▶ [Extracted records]

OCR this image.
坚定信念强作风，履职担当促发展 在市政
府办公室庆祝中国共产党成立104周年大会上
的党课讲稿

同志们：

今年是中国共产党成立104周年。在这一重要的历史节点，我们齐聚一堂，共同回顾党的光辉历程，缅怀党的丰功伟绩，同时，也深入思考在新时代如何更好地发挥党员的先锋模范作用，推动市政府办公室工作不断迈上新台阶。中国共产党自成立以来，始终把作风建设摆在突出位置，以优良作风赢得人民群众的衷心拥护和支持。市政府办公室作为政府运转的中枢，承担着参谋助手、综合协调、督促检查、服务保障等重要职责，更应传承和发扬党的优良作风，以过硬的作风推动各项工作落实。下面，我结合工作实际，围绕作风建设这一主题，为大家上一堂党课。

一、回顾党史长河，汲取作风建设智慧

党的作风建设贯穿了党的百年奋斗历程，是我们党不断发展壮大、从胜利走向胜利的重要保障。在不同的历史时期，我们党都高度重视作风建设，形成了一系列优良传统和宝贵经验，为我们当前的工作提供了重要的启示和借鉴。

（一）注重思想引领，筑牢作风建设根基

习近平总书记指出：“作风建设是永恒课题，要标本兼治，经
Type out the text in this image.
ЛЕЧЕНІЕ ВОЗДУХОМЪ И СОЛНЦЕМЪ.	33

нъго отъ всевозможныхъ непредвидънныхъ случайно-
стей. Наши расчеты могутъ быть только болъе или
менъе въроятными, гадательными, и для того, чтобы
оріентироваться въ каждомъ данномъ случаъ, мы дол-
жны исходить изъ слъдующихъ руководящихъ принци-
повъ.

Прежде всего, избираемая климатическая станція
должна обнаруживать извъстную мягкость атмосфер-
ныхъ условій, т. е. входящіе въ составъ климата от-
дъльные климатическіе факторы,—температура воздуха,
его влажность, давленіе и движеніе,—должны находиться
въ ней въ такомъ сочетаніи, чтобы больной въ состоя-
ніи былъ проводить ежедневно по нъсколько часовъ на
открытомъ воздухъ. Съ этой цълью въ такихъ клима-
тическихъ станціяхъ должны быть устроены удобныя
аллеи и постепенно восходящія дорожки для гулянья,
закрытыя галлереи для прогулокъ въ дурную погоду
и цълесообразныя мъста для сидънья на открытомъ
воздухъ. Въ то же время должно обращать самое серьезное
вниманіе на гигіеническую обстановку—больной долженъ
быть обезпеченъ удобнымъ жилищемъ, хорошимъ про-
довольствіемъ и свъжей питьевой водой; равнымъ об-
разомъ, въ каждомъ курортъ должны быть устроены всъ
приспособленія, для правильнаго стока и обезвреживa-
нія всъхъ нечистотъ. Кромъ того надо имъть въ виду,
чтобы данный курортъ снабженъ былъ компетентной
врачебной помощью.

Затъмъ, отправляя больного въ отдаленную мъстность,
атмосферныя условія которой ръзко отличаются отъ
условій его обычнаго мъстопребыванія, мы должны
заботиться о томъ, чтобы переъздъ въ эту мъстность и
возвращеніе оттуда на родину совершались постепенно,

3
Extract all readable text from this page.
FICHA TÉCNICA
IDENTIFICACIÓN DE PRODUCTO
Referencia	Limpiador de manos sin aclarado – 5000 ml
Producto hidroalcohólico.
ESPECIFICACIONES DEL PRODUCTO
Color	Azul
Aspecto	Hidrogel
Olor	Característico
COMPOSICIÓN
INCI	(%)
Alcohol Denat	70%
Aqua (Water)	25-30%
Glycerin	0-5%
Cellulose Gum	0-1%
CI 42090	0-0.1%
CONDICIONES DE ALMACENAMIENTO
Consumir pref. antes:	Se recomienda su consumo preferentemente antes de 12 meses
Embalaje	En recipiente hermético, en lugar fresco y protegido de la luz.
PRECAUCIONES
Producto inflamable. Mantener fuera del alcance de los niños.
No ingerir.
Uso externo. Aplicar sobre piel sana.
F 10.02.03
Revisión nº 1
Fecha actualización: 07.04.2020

▶ [Problem]
In the listing, how many lines hold "text"? Answer with a bare number.

▶ [Exercise answer]
2